→ Given text
———

THE MINISTER FOR JUSTICE, EQUALITY AND LAW REFORM
Applicant
- AND -

JOSEF ADAM

Respondent

JUDGMENT of Mr Justice John Edwards delivered on the 10th day of March 2011

Introduction:
The respondent is the subject of a European Arrest Warrant issued by the Czech Republic on the 9th of March, 2010. The warrant was endorsed for execution by the High Court in this jurisdiction on the 19th of May 2010 and it was duly executed on the 20th of July 2010. The respondent did not consent to his surrender to the Czech Republic and the Court was requested by the applicant to make an Order pursuant to s. 16 of the European Arrest Warrant Act, 2003 as amended (hereinafter referred to as “the 2003 Act”) directing that the respondent be surrendered to such person as is duly authorised by the issuing state to receive him. The principle ground upon which the respondent opposed his surrender was his contention that, having regard to alleged unreasonable prosecutorial delay in this case, it would violate the his rights under Article 47 of the Charter of Fundamental Rights and/or under Article 6 of the European Convention on Human Rights and Fundamental Freedoms to return him to the issuing state. This Court has not been disposed to uphold the respondent’s objection and indicated its reasons for not doing so in a reserved judgment delivered on the 3rd of March 2011. Further, on the same day the Court made an order pursuant to s. 16 of the 2003 Act directing that the respondent be should be surrendered and remanded the respondent on continuing bail pending his surrender.

S.16(3) of the 2003 Act provides that “an order under this section shall not take effect until the expiration of 15 days beginning on the date of the making of the order or such earlier date as the High Court, upon the request of the person to whom the order applies, directs.” In this case the respondent has not waived the 15 day period, nor has he requested that he be surrendered earlier than is provided for by the statute.

On the contrary, the respondent has requested the Court to exercise in his favour the discretion that the Court has under s. 18(3) of the 2003 Act and to make an order directing that his surrender should be postponed until proceedings currently in being against him for an offence committed in the State until the date of the final determination of those proceedings in the event that he is not required to serve a term of imprisonment; alternatively if he is required to serve a term of imprisonment the date on which he is no longer required to serve any part of that term of imprisonment.

The Court has been informed that the proceedings in question are before Tralee District Court, the charge concerns the theft of a laptop computer, the respondent has pleaded guilty to the charge and the proceedings presently stand adjourned by District Judge James O’Connor to the 15th of September 2011 to facilitate the respondent making a contribution to the court “poor box”.

———

→ Direction
Print the stretch of the judgment from "On the contrary, the" through "term of imprisonment." word for word. Rely only on the judgment excerpt above when working with it.

———

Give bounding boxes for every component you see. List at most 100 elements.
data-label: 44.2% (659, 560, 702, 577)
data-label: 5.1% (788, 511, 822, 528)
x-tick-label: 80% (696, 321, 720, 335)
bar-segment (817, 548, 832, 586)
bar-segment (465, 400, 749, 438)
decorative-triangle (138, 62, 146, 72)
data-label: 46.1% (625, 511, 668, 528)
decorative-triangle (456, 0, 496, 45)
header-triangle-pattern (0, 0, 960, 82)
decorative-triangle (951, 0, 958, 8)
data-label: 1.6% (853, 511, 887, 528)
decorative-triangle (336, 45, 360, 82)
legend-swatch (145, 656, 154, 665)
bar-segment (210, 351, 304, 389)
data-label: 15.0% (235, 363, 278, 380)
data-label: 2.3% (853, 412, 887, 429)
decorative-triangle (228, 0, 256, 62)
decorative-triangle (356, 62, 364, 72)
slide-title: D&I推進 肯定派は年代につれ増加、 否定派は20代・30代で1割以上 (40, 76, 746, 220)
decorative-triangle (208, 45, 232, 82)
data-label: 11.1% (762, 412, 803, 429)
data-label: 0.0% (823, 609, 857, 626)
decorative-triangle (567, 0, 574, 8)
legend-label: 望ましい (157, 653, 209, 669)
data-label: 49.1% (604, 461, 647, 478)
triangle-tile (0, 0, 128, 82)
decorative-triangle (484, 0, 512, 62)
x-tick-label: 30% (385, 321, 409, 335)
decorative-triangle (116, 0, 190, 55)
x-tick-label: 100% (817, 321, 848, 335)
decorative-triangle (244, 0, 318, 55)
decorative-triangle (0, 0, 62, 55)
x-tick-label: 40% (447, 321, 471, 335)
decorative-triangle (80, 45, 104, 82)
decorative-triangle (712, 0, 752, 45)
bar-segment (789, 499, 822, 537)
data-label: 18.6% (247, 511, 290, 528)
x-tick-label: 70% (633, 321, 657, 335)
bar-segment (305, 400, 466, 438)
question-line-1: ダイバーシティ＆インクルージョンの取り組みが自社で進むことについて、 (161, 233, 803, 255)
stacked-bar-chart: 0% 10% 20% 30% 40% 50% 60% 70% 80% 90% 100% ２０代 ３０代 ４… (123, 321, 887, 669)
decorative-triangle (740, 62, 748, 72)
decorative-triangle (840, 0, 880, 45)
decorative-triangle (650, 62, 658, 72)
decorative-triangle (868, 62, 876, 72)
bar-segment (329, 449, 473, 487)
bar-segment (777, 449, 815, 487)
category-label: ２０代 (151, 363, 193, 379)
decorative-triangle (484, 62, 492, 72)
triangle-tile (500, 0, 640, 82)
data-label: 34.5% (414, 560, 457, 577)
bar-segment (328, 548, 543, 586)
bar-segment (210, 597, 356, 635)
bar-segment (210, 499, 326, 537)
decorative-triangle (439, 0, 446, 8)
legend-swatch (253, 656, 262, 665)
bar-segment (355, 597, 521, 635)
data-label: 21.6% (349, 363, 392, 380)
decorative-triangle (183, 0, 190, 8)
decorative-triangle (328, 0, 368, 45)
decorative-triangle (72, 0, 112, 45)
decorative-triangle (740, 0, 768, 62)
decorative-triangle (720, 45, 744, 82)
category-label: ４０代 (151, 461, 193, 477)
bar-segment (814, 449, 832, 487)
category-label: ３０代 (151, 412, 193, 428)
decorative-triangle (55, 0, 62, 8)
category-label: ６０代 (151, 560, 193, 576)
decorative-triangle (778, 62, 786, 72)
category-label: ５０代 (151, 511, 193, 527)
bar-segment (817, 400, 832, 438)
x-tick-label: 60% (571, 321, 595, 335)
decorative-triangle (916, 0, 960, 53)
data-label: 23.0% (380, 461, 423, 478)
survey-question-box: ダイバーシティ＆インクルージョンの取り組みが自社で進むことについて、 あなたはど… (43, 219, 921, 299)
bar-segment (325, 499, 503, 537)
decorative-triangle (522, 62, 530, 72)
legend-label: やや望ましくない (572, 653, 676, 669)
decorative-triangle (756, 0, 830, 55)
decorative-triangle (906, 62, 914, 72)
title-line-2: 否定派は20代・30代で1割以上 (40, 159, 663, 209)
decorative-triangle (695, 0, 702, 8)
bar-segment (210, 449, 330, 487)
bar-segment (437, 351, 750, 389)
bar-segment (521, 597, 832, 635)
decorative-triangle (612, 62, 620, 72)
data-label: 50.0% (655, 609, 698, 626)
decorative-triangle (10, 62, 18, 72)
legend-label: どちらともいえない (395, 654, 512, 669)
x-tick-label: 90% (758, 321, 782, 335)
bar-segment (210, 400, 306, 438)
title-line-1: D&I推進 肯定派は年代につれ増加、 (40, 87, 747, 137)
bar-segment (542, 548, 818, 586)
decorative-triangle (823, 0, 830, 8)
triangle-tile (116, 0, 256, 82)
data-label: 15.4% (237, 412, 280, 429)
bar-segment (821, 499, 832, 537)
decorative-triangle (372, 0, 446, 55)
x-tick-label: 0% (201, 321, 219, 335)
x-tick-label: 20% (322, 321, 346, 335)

———

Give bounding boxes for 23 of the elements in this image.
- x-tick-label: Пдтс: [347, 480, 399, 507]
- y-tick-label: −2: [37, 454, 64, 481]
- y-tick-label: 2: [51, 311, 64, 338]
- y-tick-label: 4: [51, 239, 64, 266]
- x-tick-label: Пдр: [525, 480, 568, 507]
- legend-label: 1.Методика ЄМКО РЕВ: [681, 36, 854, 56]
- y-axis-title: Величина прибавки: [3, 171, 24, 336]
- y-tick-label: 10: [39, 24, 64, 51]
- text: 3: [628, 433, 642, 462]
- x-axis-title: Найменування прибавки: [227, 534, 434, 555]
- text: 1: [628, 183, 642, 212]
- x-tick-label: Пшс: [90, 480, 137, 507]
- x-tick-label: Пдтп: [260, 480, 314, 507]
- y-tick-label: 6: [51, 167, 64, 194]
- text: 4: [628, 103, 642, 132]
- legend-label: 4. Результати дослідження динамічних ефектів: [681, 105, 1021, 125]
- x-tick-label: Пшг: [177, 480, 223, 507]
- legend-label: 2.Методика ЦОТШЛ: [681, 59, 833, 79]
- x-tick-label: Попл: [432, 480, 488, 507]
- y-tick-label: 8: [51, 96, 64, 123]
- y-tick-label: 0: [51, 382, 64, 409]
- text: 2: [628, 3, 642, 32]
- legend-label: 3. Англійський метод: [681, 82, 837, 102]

———

→ Exercise result
On the contrary, the respondent has requested the Court to exercise in his favour the discretion that the Court has under s. 18(3) of the 2003 Act and to make an order directing that his surrender should be postponed until proceedings currently in being against him for an offence committed in the State until the date of the final determination of those proceedings in the event that he is not required to serve a term of imprisonment; alternatively if he is required to serve a term of imprisonment the date on which he is no longer required to serve any part of that term of imprisonment.